**Dataset content**

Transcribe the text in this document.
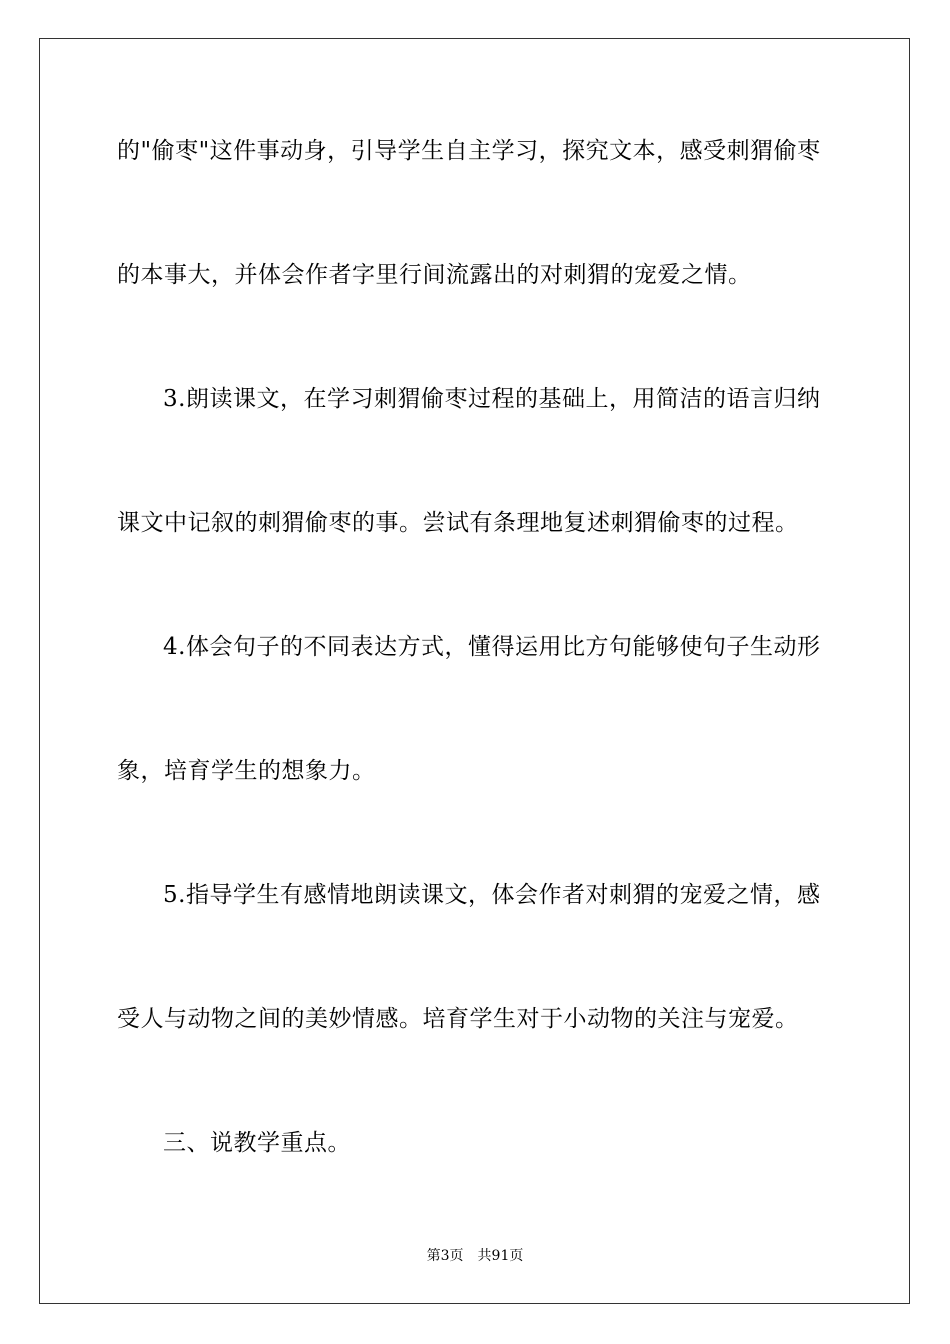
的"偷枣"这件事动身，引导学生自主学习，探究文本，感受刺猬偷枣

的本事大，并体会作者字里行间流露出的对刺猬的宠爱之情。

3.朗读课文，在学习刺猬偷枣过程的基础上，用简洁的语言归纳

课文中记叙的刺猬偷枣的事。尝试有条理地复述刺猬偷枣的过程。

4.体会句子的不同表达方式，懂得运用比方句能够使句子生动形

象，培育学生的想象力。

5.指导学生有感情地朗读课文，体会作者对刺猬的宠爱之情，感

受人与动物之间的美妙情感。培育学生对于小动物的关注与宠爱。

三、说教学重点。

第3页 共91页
==
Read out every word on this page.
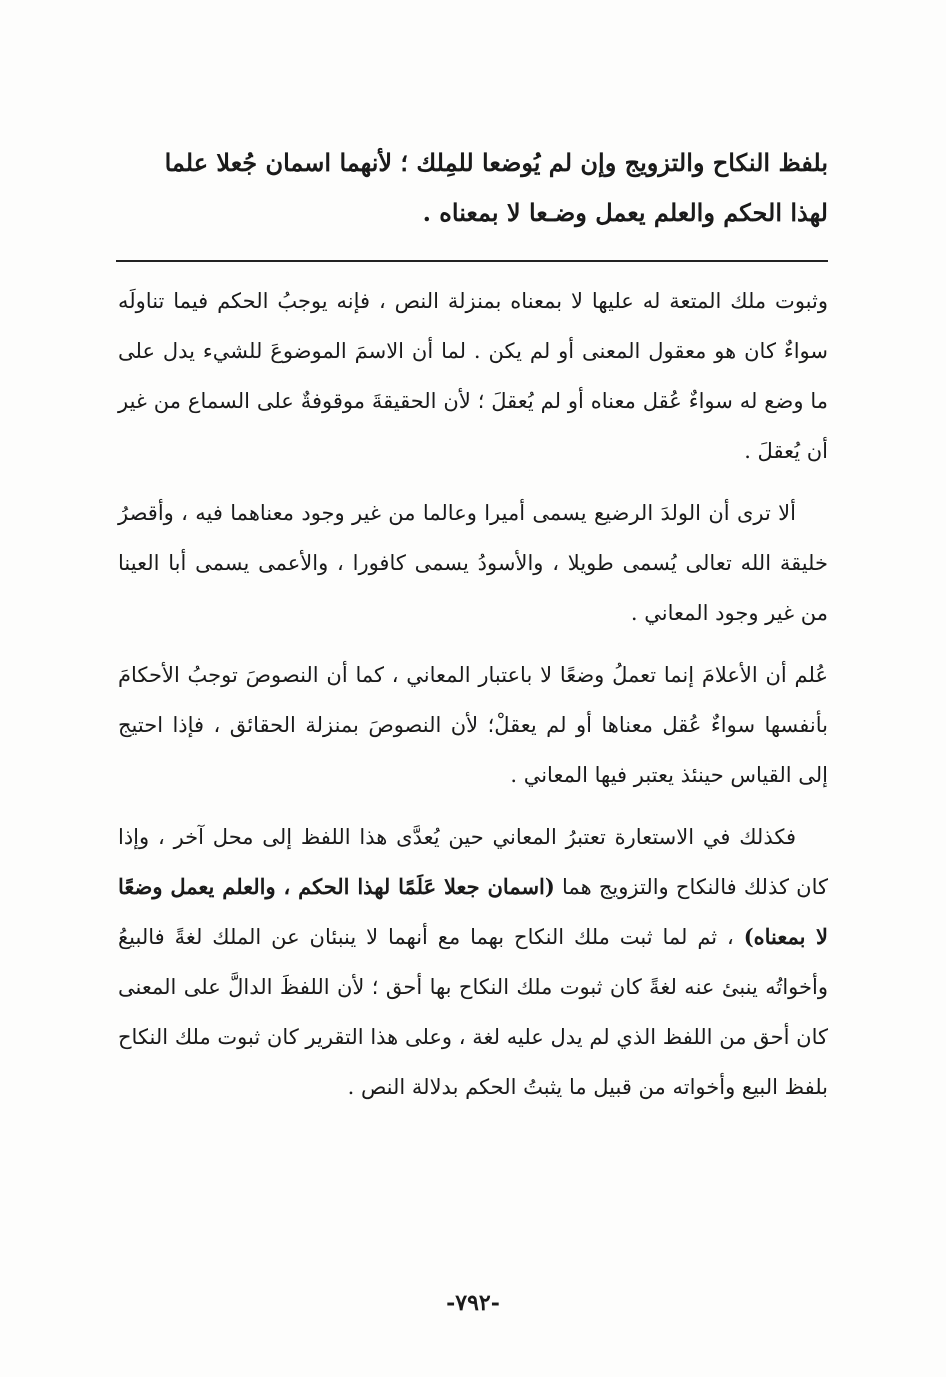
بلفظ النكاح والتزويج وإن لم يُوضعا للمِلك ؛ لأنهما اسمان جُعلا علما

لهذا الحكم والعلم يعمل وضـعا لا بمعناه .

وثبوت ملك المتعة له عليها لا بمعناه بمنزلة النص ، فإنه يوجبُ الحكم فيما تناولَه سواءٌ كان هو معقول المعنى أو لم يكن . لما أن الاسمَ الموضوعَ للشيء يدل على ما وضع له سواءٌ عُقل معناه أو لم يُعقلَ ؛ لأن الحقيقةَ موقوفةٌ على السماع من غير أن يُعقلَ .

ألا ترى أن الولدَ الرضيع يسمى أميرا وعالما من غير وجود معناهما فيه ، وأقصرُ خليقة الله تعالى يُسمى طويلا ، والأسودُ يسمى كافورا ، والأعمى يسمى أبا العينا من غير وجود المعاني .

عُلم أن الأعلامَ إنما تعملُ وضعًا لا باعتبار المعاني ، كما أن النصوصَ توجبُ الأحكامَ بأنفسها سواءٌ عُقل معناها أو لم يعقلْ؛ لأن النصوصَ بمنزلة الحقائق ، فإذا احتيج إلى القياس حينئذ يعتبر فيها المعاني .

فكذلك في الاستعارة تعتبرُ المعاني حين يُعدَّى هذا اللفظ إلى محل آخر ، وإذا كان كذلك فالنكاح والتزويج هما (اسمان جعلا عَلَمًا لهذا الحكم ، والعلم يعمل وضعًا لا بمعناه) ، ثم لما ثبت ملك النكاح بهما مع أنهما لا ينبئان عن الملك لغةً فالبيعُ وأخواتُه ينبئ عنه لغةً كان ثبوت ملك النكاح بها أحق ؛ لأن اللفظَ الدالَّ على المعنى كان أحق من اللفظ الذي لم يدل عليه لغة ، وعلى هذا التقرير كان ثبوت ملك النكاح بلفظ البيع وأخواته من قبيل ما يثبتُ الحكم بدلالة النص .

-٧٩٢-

**Task**
Tally up the lines in the records that contain the word "سواء" and give only the total.

**Reply to the exercise**
2